- _Data for the task_
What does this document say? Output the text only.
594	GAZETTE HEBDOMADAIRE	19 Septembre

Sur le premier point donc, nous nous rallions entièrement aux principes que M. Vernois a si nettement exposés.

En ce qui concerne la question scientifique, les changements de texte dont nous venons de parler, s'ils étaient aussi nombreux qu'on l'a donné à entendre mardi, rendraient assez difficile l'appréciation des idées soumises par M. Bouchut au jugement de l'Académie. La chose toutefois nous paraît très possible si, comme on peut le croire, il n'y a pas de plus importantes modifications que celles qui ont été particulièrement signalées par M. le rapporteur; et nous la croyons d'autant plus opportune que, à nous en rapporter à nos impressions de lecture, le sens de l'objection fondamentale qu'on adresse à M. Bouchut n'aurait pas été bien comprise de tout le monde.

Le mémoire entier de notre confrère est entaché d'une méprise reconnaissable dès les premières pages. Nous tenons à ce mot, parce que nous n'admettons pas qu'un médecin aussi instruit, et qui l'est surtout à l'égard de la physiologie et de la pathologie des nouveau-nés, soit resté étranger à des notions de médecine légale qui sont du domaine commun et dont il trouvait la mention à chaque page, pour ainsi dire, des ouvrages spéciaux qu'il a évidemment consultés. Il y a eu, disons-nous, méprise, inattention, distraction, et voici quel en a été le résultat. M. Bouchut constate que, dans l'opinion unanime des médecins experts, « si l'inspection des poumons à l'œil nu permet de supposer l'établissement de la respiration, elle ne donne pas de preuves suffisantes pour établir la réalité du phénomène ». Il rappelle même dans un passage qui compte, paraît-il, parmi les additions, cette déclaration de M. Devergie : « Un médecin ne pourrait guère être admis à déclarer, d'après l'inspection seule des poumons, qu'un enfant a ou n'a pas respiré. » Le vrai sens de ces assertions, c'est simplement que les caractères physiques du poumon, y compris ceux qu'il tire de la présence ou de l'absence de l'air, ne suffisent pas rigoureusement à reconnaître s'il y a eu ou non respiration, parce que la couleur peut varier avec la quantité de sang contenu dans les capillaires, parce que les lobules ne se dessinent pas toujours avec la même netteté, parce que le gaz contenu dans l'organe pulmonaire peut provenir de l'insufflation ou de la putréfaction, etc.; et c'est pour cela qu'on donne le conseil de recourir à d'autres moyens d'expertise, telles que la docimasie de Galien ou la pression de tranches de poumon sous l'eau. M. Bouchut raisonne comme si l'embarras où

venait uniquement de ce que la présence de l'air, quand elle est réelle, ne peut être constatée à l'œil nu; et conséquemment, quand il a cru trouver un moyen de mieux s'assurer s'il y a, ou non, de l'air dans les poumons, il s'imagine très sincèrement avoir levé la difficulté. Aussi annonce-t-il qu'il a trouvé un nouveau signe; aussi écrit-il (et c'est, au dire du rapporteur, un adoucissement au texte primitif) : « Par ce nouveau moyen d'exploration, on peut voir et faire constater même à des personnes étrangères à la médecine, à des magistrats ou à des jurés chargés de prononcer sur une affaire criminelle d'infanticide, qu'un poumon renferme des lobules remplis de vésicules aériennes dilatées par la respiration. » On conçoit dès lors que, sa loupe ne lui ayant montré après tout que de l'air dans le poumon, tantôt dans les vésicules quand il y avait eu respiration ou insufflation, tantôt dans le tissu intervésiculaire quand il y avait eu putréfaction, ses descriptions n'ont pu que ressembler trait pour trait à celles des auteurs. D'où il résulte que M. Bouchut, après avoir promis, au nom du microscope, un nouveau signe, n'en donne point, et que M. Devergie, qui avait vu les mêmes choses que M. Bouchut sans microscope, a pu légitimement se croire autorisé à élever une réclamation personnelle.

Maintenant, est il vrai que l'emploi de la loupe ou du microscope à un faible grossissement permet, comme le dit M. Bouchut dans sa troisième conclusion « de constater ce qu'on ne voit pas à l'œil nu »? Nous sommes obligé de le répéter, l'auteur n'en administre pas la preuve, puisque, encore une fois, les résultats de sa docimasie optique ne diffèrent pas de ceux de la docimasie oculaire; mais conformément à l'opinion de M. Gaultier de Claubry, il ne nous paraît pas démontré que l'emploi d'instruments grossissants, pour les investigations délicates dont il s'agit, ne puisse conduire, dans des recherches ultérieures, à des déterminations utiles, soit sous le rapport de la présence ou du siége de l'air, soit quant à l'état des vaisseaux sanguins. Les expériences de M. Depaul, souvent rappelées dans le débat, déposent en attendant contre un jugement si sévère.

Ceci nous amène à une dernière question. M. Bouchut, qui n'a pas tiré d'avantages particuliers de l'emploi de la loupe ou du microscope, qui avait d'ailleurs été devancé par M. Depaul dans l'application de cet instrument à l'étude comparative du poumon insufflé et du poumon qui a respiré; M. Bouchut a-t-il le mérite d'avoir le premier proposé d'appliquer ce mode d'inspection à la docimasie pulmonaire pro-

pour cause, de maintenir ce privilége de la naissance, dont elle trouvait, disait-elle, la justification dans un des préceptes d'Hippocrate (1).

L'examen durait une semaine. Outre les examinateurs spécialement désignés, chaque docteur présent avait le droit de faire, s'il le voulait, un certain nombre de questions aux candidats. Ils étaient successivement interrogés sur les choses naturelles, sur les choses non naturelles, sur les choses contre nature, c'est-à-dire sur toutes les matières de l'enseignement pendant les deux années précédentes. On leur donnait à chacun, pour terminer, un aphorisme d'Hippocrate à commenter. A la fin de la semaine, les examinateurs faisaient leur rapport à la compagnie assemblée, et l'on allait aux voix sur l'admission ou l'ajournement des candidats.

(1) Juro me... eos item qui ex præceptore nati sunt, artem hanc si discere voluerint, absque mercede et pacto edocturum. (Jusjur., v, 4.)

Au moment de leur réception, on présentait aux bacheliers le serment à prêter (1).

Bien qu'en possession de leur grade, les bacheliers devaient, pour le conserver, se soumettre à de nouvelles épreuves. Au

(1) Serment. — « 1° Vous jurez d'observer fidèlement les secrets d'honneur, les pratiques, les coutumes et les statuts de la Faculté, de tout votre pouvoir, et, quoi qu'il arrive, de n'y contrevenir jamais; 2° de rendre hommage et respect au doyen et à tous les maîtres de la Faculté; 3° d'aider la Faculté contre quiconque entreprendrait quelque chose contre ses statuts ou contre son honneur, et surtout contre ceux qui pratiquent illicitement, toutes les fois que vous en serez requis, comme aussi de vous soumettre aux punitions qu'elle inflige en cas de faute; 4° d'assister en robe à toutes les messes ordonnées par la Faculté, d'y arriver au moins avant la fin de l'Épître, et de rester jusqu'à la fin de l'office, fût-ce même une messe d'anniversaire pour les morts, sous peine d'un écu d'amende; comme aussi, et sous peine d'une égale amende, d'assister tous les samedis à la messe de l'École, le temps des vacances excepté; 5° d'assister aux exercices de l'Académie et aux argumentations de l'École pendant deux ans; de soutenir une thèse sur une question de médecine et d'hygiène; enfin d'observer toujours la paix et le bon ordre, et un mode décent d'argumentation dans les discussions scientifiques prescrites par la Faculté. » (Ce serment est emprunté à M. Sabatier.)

- _Direction_
Look through the entries above. Extract each line with the word "bacheliers".

- _The solution_
Au moment de leur réception, on présentait aux bacheliers le serment à prêter (1).
Bien qu'en possession de leur grade, les bacheliers devaient, pour le conserver, se soumettre à de nouvelles épreuves. Au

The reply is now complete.